▶ _PROBLEM TO SOLVE_
Transcribe the records below exactly.

=== EXERCISE DATA ===

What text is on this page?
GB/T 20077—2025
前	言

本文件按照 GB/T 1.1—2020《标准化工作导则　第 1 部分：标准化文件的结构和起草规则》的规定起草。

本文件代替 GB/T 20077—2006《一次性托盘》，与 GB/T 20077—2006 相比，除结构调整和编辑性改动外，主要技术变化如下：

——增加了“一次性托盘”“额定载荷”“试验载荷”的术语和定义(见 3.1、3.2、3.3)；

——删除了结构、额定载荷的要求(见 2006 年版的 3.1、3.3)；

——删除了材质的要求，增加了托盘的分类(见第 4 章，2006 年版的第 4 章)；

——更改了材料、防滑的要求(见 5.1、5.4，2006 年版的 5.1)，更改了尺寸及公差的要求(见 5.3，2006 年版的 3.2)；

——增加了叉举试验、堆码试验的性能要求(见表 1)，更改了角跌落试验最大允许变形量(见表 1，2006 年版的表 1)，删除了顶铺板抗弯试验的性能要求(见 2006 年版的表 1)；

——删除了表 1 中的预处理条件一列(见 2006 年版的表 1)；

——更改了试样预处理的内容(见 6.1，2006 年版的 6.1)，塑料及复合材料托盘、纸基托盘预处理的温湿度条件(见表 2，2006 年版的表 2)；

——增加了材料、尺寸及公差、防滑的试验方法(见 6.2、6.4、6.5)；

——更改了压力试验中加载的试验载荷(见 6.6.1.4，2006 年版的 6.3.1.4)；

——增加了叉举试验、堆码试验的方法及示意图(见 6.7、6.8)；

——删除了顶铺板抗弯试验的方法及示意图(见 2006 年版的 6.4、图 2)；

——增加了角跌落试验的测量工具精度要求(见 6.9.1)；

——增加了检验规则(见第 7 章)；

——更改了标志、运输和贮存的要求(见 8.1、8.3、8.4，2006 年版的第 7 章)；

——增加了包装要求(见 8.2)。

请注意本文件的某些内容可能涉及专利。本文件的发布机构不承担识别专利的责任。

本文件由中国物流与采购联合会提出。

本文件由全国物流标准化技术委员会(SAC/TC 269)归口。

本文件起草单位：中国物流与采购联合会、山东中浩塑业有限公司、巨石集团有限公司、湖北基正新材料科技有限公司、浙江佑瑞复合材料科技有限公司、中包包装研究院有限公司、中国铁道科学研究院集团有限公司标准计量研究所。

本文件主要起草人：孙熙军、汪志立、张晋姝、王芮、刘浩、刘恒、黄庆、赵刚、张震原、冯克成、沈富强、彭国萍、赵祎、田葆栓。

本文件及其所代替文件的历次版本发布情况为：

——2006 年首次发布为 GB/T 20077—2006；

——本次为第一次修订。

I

===

▶ _COMPLETE OUTPUT_
What text is on this page?
GB/T 20077—2025
前	言

本文件按照 GB/T 1.1—2020《标准化工作导则　第 1 部分：标准化文件的结构和起草规则》的规定起草。

本文件代替 GB/T 20077—2006《一次性托盘》，与 GB/T 20077—2006 相比，除结构调整和编辑性改动外，主要技术变化如下：

——增加了“一次性托盘”“额定载荷”“试验载荷”的术语和定义(见 3.1、3.2、3.3)；

——删除了结构、额定载荷的要求(见 2006 年版的 3.1、3.3)；

——删除了材质的要求，增加了托盘的分类(见第 4 章，2006 年版的第 4 章)；

——更改了材料、防滑的要求(见 5.1、5.4，2006 年版的 5.1)，更改了尺寸及公差的要求(见 5.3，2006 年版的 3.2)；

——增加了叉举试验、堆码试验的性能要求(见表 1)，更改了角跌落试验最大允许变形量(见表 1，2006 年版的表 1)，删除了顶铺板抗弯试验的性能要求(见 2006 年版的表 1)；

——删除了表 1 中的预处理条件一列(见 2006 年版的表 1)；

——更改了试样预处理的内容(见 6.1，2006 年版的 6.1)，塑料及复合材料托盘、纸基托盘预处理的温湿度条件(见表 2，2006 年版的表 2)；

——增加了材料、尺寸及公差、防滑的试验方法(见 6.2、6.4、6.5)；

——更改了压力试验中加载的试验载荷(见 6.6.1.4，2006 年版的 6.3.1.4)；

——增加了叉举试验、堆码试验的方法及示意图(见 6.7、6.8)；

——删除了顶铺板抗弯试验的方法及示意图(见 2006 年版的 6.4、图 2)；

——增加了角跌落试验的测量工具精度要求(见 6.9.1)；

——增加了检验规则(见第 7 章)；

——更改了标志、运输和贮存的要求(见 8.1、8.3、8.4，2006 年版的第 7 章)；

——增加了包装要求(见 8.2)。

请注意本文件的某些内容可能涉及专利。本文件的发布机构不承担识别专利的责任。

本文件由中国物流与采购联合会提出。

本文件由全国物流标准化技术委员会(SAC/TC 269)归口。

本文件起草单位：中国物流与采购联合会、山东中浩塑业有限公司、巨石集团有限公司、湖北基正新材料科技有限公司、浙江佑瑞复合材料科技有限公司、中包包装研究院有限公司、中国铁道科学研究院集团有限公司标准计量研究所。

本文件主要起草人：孙熙军、汪志立、张晋姝、王芮、刘浩、刘恒、黄庆、赵刚、张震原、冯克成、沈富强、彭国萍、赵祎、田葆栓。

本文件及其所代替文件的历次版本发布情况为：

——2006 年首次发布为 GB/T 20077—2006；

——本次为第一次修订。

I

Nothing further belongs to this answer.